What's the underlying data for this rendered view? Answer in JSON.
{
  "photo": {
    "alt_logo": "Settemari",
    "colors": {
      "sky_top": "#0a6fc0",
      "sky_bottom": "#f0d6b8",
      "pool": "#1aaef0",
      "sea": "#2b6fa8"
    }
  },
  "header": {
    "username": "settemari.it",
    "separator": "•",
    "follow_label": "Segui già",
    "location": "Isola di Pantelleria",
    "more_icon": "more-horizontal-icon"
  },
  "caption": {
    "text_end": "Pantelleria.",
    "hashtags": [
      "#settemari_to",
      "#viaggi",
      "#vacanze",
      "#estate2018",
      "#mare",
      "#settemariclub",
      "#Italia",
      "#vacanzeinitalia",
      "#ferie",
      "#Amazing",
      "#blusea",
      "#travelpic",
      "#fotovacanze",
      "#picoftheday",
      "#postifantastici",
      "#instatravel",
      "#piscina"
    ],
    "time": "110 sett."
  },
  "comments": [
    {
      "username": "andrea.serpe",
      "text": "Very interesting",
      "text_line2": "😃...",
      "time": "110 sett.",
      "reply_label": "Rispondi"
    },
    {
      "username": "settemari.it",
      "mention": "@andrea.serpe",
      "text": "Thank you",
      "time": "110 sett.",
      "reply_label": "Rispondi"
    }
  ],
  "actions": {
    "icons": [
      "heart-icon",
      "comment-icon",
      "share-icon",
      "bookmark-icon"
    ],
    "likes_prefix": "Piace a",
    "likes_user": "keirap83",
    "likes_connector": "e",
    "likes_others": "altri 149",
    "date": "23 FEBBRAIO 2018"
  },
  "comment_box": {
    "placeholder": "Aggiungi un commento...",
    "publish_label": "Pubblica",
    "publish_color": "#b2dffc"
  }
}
§
= Short exercise =
Type the material above out again, exactly.

= Answer for the task =
What's the underlying data for this rendered view? Answer in JSON.
{
  "photo": {
    "alt_logo": "Settemari",
    "colors": {
      "sky_top": "#0a6fc0",
      "sky_bottom": "#f0d6b8",
      "pool": "#1aaef0",
      "sea": "#2b6fa8"
    }
  },
  "header": {
    "username": "settemari.it",
    "separator": "•",
    "follow_label": "Segui già",
    "location": "Isola di Pantelleria",
    "more_icon": "more-horizontal-icon"
  },
  "caption": {
    "text_end": "Pantelleria.",
    "hashtags": [
      "#settemari_to",
      "#viaggi",
      "#vacanze",
      "#estate2018",
      "#mare",
      "#settemariclub",
      "#Italia",
      "#vacanzeinitalia",
      "#ferie",
      "#Amazing",
      "#blusea",
      "#travelpic",
      "#fotovacanze",
      "#picoftheday",
      "#postifantastici",
      "#instatravel",
      "#piscina"
    ],
    "time": "110 sett."
  },
  "comments": [
    {
      "username": "andrea.serpe",
      "text": "Very interesting",
      "text_line2": "😃...",
      "time": "110 sett.",
      "reply_label": "Rispondi"
    },
    {
      "username": "settemari.it",
      "mention": "@andrea.serpe",
      "text": "Thank you",
      "time": "110 sett.",
      "reply_label": "Rispondi"
    }
  ],
  "actions": {
    "icons": [
      "heart-icon",
      "comment-icon",
      "share-icon",
      "bookmark-icon"
    ],
    "likes_prefix": "Piace a",
    "likes_user": "keirap83",
    "likes_connector": "e",
    "likes_others": "altri 149",
    "date": "23 FEBBRAIO 2018"
  },
  "comment_box": {
    "placeholder": "Aggiungi un commento...",
    "publish_label": "Pubblica",
    "publish_color": "#b2dffc"
  }
}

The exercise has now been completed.